Provided data:
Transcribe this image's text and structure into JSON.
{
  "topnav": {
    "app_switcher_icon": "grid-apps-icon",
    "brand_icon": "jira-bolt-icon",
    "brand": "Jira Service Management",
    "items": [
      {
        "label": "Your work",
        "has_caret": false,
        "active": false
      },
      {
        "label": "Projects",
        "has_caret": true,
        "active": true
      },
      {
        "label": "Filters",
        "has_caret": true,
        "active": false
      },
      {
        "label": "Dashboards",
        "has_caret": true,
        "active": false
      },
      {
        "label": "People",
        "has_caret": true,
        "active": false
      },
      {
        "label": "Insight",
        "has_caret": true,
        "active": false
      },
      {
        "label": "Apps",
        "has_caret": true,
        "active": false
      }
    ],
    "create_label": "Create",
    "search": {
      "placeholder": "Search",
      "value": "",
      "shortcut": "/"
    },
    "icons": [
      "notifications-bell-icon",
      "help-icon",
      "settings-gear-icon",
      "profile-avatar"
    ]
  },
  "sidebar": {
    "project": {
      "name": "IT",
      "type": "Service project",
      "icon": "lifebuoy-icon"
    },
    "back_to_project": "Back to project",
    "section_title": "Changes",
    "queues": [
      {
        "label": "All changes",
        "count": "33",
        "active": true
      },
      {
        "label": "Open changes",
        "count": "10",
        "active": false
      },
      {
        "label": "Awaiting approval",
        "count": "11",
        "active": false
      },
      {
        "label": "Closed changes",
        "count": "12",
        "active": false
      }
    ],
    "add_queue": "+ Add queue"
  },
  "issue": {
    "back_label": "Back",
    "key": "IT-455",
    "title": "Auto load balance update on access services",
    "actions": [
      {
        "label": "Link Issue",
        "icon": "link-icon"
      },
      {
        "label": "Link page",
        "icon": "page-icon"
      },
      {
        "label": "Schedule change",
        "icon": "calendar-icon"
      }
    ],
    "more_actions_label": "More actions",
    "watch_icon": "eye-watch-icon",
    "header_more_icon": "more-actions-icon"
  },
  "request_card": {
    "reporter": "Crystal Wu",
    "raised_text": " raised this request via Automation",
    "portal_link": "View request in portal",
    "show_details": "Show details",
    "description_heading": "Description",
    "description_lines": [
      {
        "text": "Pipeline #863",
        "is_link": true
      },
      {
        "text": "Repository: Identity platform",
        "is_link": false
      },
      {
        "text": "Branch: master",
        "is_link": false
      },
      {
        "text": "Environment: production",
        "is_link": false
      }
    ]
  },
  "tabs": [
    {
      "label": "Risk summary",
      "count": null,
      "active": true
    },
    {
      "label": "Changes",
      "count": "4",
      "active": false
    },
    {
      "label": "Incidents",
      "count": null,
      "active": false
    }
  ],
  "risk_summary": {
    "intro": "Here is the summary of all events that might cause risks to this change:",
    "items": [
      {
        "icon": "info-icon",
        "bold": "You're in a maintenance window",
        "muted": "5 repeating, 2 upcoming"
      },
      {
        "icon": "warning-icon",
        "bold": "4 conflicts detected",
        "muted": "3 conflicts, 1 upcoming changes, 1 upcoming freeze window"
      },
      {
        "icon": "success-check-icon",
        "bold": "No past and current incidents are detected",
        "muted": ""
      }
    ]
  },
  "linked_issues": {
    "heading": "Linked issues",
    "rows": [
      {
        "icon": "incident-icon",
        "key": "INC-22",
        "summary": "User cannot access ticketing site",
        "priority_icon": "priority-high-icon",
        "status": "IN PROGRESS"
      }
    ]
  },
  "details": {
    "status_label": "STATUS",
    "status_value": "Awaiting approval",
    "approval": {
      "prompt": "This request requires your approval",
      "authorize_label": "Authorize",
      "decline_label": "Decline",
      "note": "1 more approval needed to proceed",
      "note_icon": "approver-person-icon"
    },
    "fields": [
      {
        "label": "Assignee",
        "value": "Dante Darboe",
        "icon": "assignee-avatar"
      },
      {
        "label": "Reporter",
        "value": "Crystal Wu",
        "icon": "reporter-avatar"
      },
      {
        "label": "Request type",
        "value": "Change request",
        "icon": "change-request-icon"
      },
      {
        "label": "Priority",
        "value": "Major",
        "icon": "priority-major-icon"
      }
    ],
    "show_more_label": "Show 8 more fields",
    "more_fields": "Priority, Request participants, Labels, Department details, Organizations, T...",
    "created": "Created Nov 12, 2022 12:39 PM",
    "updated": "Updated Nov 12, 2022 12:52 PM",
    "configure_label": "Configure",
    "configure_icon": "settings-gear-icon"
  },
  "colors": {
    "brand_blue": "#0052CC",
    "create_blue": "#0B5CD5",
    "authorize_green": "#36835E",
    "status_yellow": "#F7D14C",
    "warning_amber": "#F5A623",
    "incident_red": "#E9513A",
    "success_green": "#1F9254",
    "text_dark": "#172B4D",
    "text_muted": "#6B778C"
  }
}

Your goal: Each entry above needs to be retyped exactly.

Task solution:
Transcribe this image's text and structure into JSON.
{
  "topnav": {
    "app_switcher_icon": "grid-apps-icon",
    "brand_icon": "jira-bolt-icon",
    "brand": "Jira Service Management",
    "items": [
      {
        "label": "Your work",
        "has_caret": false,
        "active": false
      },
      {
        "label": "Projects",
        "has_caret": true,
        "active": true
      },
      {
        "label": "Filters",
        "has_caret": true,
        "active": false
      },
      {
        "label": "Dashboards",
        "has_caret": true,
        "active": false
      },
      {
        "label": "People",
        "has_caret": true,
        "active": false
      },
      {
        "label": "Insight",
        "has_caret": true,
        "active": false
      },
      {
        "label": "Apps",
        "has_caret": true,
        "active": false
      }
    ],
    "create_label": "Create",
    "search": {
      "placeholder": "Search",
      "value": "",
      "shortcut": "/"
    },
    "icons": [
      "notifications-bell-icon",
      "help-icon",
      "settings-gear-icon",
      "profile-avatar"
    ]
  },
  "sidebar": {
    "project": {
      "name": "IT",
      "type": "Service project",
      "icon": "lifebuoy-icon"
    },
    "back_to_project": "Back to project",
    "section_title": "Changes",
    "queues": [
      {
        "label": "All changes",
        "count": "33",
        "active": true
      },
      {
        "label": "Open changes",
        "count": "10",
        "active": false
      },
      {
        "label": "Awaiting approval",
        "count": "11",
        "active": false
      },
      {
        "label": "Closed changes",
        "count": "12",
        "active": false
      }
    ],
    "add_queue": "+ Add queue"
  },
  "issue": {
    "back_label": "Back",
    "key": "IT-455",
    "title": "Auto load balance update on access services",
    "actions": [
      {
        "label": "Link Issue",
        "icon": "link-icon"
      },
      {
        "label": "Link page",
        "icon": "page-icon"
      },
      {
        "label": "Schedule change",
        "icon": "calendar-icon"
      }
    ],
    "more_actions_label": "More actions",
    "watch_icon": "eye-watch-icon",
    "header_more_icon": "more-actions-icon"
  },
  "request_card": {
    "reporter": "Crystal Wu",
    "raised_text": " raised this request via Automation",
    "portal_link": "View request in portal",
    "show_details": "Show details",
    "description_heading": "Description",
    "description_lines": [
      {
        "text": "Pipeline #863",
        "is_link": true
      },
      {
        "text": "Repository: Identity platform",
        "is_link": false
      },
      {
        "text": "Branch: master",
        "is_link": false
      },
      {
        "text": "Environment: production",
        "is_link": false
      }
    ]
  },
  "tabs": [
    {
      "label": "Risk summary",
      "count": null,
      "active": true
    },
    {
      "label": "Changes",
      "count": "4",
      "active": false
    },
    {
      "label": "Incidents",
      "count": null,
      "active": false
    }
  ],
  "risk_summary": {
    "intro": "Here is the summary of all events that might cause risks to this change:",
    "items": [
      {
        "icon": "info-icon",
        "bold": "You're in a maintenance window",
        "muted": "5 repeating, 2 upcoming"
      },
      {
        "icon": "warning-icon",
        "bold": "4 conflicts detected",
        "muted": "3 conflicts, 1 upcoming changes, 1 upcoming freeze window"
      },
      {
        "icon": "success-check-icon",
        "bold": "No past and current incidents are detected",
        "muted": ""
      }
    ]
  },
  "linked_issues": {
    "heading": "Linked issues",
    "rows": [
      {
        "icon": "incident-icon",
        "key": "INC-22",
        "summary": "User cannot access ticketing site",
        "priority_icon": "priority-high-icon",
        "status": "IN PROGRESS"
      }
    ]
  },
  "details": {
    "status_label": "STATUS",
    "status_value": "Awaiting approval",
    "approval": {
      "prompt": "This request requires your approval",
      "authorize_label": "Authorize",
      "decline_label": "Decline",
      "note": "1 more approval needed to proceed",
      "note_icon": "approver-person-icon"
    },
    "fields": [
      {
        "label": "Assignee",
        "value": "Dante Darboe",
        "icon": "assignee-avatar"
      },
      {
        "label": "Reporter",
        "value": "Crystal Wu",
        "icon": "reporter-avatar"
      },
      {
        "label": "Request type",
        "value": "Change request",
        "icon": "change-request-icon"
      },
      {
        "label": "Priority",
        "value": "Major",
        "icon": "priority-major-icon"
      }
    ],
    "show_more_label": "Show 8 more fields",
    "more_fields": "Priority, Request participants, Labels, Department details, Organizations, T...",
    "created": "Created Nov 12, 2022 12:39 PM",
    "updated": "Updated Nov 12, 2022 12:52 PM",
    "configure_label": "Configure",
    "configure_icon": "settings-gear-icon"
  },
  "colors": {
    "brand_blue": "#0052CC",
    "create_blue": "#0B5CD5",
    "authorize_green": "#36835E",
    "status_yellow": "#F7D14C",
    "warning_amber": "#F5A623",
    "incident_red": "#E9513A",
    "success_green": "#1F9254",
    "text_dark": "#172B4D",
    "text_muted": "#6B778C"
  }
}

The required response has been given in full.